▶ _Task to complete_:
Start at the line containing "Transcribe the text in this document." and transcribe every line exactly through the end of the records below, and only those lines.

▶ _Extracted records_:
_ _ _ _

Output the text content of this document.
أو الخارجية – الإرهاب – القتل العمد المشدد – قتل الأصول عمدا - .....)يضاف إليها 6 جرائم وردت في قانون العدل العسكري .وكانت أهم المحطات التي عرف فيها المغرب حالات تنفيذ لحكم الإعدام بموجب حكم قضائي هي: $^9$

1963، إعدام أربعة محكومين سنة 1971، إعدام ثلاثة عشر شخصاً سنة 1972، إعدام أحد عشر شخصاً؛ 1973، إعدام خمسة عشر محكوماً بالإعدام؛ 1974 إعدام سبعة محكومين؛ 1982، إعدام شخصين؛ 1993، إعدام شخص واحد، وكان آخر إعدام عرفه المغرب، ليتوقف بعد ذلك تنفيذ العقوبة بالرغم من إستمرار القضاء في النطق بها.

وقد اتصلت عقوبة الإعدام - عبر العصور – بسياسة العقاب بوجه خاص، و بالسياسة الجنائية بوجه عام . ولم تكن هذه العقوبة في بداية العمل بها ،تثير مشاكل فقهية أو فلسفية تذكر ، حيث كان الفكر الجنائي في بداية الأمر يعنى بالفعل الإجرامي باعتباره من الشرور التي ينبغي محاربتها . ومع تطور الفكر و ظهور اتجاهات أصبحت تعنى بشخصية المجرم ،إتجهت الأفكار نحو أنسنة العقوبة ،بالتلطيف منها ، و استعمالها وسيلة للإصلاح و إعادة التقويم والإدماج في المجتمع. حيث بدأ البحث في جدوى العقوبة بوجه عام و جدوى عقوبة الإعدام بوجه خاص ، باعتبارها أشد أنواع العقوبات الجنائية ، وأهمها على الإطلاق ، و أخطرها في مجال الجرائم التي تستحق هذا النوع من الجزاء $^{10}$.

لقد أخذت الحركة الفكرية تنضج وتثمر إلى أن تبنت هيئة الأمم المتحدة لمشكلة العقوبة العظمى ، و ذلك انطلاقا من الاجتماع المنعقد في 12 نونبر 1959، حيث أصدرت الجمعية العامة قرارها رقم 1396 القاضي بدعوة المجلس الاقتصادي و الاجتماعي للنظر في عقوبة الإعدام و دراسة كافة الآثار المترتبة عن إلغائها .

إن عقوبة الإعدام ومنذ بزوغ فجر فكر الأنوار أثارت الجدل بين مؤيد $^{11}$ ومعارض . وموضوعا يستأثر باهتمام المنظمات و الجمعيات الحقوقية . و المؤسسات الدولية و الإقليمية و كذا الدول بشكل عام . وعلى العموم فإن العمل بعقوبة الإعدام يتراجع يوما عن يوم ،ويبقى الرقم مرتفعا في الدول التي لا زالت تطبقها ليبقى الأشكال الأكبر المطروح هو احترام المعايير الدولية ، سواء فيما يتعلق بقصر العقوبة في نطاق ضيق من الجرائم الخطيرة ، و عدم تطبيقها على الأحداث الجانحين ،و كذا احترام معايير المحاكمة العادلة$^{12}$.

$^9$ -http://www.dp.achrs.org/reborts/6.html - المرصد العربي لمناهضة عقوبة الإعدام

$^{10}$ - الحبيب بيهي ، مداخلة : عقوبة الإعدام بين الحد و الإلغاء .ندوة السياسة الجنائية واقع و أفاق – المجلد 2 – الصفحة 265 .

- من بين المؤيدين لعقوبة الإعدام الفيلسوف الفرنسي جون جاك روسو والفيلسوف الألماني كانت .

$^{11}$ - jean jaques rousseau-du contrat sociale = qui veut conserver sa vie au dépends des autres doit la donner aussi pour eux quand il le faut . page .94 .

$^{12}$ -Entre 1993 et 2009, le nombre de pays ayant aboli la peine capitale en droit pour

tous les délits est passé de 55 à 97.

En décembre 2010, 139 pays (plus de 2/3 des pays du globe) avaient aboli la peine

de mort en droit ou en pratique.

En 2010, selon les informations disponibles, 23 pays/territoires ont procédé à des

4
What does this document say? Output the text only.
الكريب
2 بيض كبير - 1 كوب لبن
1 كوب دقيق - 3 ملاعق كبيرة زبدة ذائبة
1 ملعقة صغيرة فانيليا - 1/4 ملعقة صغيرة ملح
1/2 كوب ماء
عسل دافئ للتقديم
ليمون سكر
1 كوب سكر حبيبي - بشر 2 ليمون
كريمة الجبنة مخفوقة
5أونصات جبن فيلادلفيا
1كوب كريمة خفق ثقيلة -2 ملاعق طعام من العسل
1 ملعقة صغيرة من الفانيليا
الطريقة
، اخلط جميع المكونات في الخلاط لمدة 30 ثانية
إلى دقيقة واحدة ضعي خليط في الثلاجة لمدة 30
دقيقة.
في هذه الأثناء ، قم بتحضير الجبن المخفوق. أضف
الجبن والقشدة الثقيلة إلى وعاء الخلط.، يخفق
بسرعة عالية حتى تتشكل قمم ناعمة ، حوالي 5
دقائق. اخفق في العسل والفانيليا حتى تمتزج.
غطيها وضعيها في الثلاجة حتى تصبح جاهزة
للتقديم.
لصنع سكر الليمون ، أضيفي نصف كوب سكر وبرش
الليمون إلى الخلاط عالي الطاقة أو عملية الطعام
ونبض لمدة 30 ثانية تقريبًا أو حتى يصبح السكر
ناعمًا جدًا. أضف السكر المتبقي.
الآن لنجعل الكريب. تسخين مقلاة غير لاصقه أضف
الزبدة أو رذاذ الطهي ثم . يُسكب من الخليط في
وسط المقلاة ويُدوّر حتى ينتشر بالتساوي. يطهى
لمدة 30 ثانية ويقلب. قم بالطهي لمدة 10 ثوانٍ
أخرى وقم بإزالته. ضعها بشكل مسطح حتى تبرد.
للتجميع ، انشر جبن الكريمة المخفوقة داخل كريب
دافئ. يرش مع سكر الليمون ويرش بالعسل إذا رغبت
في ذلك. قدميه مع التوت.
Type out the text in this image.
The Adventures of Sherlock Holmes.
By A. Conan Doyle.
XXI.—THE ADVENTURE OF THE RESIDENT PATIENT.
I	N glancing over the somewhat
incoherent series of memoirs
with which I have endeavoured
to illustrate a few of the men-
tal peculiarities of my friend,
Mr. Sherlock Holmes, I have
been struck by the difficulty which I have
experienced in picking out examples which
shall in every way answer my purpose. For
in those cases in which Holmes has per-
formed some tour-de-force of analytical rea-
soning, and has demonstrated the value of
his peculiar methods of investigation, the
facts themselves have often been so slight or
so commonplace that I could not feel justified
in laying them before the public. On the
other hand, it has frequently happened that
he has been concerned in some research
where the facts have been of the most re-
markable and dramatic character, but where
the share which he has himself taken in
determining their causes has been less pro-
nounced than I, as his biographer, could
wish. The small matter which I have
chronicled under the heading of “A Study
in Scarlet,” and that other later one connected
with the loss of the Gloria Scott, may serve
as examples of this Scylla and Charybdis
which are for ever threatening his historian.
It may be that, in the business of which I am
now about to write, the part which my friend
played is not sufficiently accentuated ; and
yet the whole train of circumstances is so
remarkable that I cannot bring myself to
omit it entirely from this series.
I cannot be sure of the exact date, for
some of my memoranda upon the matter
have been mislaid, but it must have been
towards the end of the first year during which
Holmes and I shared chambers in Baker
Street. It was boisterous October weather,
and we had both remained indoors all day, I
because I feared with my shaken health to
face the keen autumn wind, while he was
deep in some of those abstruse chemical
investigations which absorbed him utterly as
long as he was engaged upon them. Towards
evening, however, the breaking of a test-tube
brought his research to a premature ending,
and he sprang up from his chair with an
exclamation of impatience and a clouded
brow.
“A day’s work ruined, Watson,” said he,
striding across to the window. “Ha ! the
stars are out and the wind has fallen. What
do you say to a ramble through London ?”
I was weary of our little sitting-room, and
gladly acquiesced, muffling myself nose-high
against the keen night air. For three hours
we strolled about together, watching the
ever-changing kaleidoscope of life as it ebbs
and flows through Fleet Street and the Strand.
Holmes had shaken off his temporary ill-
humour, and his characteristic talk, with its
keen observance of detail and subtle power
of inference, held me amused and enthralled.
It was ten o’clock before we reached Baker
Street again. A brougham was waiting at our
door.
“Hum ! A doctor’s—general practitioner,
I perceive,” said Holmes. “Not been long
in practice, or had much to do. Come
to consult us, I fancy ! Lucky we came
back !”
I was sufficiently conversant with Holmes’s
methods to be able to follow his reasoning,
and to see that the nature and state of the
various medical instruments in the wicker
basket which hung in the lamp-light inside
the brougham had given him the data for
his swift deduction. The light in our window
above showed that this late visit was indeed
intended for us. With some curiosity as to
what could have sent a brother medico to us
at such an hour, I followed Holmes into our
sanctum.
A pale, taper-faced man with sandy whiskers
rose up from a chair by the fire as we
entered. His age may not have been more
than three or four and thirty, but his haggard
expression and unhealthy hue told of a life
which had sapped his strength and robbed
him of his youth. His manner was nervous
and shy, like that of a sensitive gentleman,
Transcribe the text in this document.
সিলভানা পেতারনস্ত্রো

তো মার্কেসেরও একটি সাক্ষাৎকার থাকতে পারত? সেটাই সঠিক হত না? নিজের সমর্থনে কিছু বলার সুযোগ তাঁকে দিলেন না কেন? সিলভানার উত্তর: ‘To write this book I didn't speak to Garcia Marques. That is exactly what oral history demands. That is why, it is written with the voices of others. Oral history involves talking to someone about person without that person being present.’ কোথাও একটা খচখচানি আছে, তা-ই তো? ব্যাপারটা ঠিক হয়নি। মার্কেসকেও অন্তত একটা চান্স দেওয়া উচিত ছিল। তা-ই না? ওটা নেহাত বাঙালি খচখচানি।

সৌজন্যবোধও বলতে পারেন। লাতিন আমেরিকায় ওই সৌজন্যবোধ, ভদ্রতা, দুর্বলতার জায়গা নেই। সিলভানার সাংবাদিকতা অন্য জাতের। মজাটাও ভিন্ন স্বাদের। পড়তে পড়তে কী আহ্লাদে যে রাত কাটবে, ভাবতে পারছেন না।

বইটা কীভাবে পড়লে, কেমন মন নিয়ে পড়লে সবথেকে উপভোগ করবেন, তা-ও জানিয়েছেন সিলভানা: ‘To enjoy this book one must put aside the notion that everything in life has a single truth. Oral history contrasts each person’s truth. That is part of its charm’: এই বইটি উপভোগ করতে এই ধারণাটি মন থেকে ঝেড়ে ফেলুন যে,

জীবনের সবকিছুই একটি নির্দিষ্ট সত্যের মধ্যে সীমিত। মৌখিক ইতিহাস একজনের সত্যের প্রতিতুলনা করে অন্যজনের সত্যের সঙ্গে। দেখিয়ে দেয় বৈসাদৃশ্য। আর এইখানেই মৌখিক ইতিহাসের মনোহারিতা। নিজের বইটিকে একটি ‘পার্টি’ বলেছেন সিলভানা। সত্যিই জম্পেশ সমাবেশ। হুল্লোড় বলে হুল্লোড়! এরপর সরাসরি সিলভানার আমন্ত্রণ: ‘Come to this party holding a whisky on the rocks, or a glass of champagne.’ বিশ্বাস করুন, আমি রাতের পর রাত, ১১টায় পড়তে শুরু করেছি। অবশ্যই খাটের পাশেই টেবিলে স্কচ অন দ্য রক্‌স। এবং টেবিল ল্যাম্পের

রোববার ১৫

_ _ _ _

▶ _Task response_:
Transcribe the text in this document.
সিলভানা পেতারনস্ত্রো

তো মার্কেসেরও একটি সাক্ষাৎকার থাকতে পারত? সেটাই সঠিক হত না? নিজের সমর্থনে কিছু বলার সুযোগ তাঁকে দিলেন না কেন? সিলভানার উত্তর: ‘To write this book I didn't speak to Garcia Marques. That is exactly what oral history demands. That is why, it is written with the voices of others. Oral history involves talking to someone about person without that person being present.’ কোথাও একটা খচখচানি আছে, তা-ই তো? ব্যাপারটা ঠিক হয়নি। মার্কেসকেও অন্তত একটা চান্স দেওয়া উচিত ছিল। তা-ই না? ওটা নেহাত বাঙালি খচখচানি।

সৌজন্যবোধও বলতে পারেন। লাতিন আমেরিকায় ওই সৌজন্যবোধ, ভদ্রতা, দুর্বলতার জায়গা নেই। সিলভানার সাংবাদিকতা অন্য জাতের। মজাটাও ভিন্ন স্বাদের। পড়তে পড়তে কী আহ্লাদে যে রাত কাটবে, ভাবতে পারছেন না।

বইটা কীভাবে পড়লে, কেমন মন নিয়ে পড়লে সবথেকে উপভোগ করবেন, তা-ও জানিয়েছেন সিলভানা: ‘To enjoy this book one must put aside the notion that everything in life has a single truth. Oral history contrasts each person’s truth. That is part of its charm’: এই বইটি উপভোগ করতে এই ধারণাটি মন থেকে ঝেড়ে ফেলুন যে,

জীবনের সবকিছুই একটি নির্দিষ্ট সত্যের মধ্যে সীমিত। মৌখিক ইতিহাস একজনের সত্যের প্রতিতুলনা করে অন্যজনের সত্যের সঙ্গে। দেখিয়ে দেয় বৈসাদৃশ্য। আর এইখানেই মৌখিক ইতিহাসের মনোহারিতা। নিজের বইটিকে একটি ‘পার্টি’ বলেছেন সিলভানা। সত্যিই জম্পেশ সমাবেশ। হুল্লোড় বলে হুল্লোড়! এরপর সরাসরি সিলভানার আমন্ত্রণ: ‘Come to this party holding a whisky on the rocks, or a glass of champagne.’ বিশ্বাস করুন, আমি রাতের পর রাত, ১১টায় পড়তে শুরু করেছি। অবশ্যই খাটের পাশেই টেবিলে স্কচ অন দ্য রক্‌স। এবং টেবিল ল্যাম্পের

রোববার ১৫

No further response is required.